* _Information shown_:
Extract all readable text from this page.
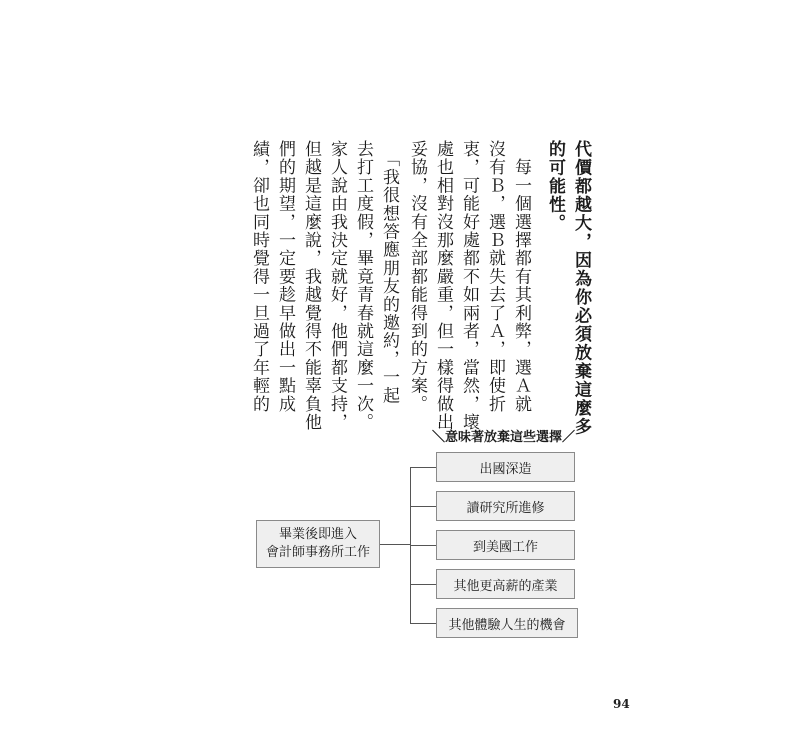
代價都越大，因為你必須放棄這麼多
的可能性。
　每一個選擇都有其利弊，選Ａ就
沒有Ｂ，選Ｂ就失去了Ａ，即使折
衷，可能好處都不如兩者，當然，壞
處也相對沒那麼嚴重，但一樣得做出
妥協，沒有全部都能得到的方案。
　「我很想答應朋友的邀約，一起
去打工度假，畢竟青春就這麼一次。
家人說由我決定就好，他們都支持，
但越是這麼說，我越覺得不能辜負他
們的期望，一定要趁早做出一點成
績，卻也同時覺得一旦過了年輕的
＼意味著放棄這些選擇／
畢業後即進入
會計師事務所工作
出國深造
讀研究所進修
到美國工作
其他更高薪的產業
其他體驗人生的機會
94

* * *

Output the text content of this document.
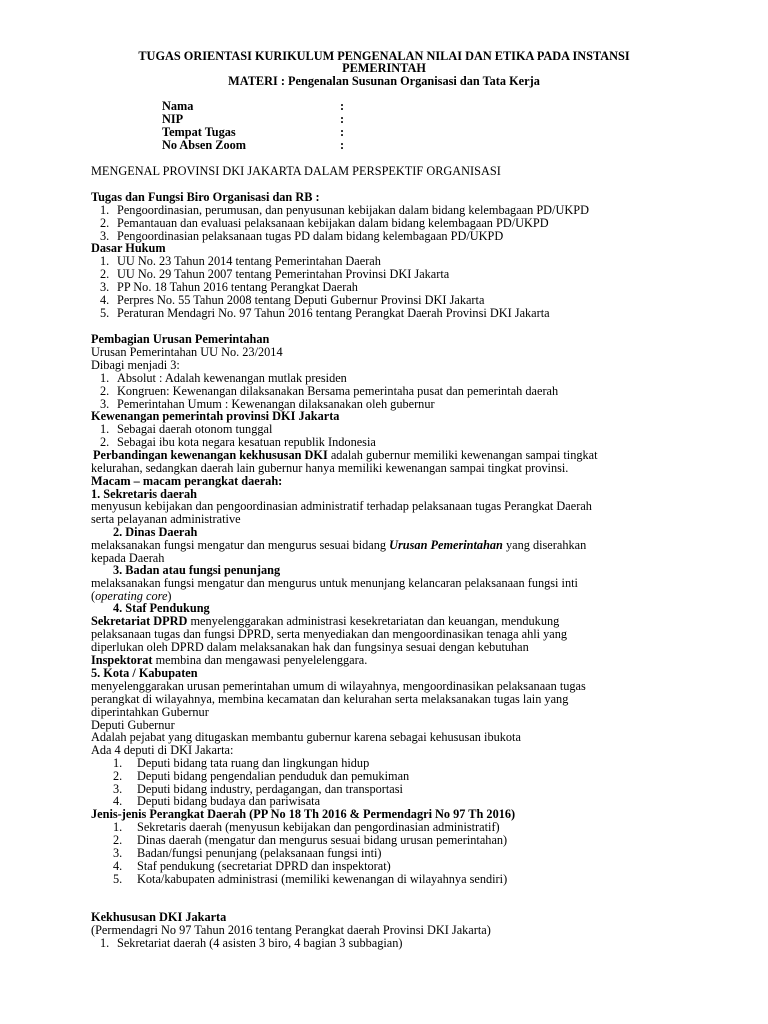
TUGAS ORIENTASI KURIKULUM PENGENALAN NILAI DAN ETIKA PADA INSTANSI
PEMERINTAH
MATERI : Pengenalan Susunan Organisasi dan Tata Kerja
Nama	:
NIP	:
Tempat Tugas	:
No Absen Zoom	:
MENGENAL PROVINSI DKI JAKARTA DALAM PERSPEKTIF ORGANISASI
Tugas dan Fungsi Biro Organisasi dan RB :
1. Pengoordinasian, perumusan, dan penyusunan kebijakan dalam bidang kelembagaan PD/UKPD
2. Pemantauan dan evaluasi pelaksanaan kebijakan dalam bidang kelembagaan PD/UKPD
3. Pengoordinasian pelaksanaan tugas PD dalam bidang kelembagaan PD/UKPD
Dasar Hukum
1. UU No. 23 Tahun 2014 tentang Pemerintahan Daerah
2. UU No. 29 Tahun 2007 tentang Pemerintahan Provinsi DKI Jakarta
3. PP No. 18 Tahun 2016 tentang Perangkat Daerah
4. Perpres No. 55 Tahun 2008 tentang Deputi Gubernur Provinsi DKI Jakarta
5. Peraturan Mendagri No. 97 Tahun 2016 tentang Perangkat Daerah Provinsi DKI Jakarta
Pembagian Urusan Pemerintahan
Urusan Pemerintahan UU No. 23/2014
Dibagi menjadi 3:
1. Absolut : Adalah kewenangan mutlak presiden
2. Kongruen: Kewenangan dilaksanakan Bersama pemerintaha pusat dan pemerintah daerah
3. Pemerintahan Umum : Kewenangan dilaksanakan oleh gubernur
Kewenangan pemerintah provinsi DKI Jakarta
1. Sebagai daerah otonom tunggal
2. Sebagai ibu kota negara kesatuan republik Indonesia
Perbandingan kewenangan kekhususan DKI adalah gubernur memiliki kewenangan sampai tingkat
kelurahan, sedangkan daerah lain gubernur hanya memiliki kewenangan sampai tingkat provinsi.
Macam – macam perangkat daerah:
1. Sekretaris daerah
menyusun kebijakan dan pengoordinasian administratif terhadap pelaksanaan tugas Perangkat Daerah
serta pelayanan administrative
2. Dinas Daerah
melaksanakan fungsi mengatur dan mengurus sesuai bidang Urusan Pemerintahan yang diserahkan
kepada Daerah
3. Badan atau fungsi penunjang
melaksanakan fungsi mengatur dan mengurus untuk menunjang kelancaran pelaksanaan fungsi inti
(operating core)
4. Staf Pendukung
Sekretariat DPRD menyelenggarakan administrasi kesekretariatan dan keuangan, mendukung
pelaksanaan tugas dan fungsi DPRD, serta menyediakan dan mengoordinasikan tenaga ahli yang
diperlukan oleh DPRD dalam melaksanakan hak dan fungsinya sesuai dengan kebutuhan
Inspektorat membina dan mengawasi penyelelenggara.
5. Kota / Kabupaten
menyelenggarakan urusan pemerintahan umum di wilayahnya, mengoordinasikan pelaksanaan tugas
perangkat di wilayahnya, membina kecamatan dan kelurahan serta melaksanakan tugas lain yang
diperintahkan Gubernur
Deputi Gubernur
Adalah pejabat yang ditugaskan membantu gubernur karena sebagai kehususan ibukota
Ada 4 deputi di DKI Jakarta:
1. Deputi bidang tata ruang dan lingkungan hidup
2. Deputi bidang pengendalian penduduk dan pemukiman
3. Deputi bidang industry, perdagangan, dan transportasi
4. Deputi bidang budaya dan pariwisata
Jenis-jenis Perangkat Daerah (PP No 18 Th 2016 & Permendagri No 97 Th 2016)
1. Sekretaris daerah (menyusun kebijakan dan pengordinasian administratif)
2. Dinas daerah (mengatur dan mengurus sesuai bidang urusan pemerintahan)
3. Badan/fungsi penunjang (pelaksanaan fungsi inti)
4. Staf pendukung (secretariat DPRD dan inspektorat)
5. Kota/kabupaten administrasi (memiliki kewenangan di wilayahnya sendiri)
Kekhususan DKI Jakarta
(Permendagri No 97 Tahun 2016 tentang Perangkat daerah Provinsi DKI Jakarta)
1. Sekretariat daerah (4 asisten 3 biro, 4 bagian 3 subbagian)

* _What the task asks_: Read the lines above. Gather those in which the string "lain" is found.

* _Correct output_:
kelurahan, sedangkan daerah lain gubernur hanya memiliki kewenangan sampai tingkat provinsi.
perangkat di wilayahnya, membina kecamatan dan kelurahan serta melaksanakan tugas lain yang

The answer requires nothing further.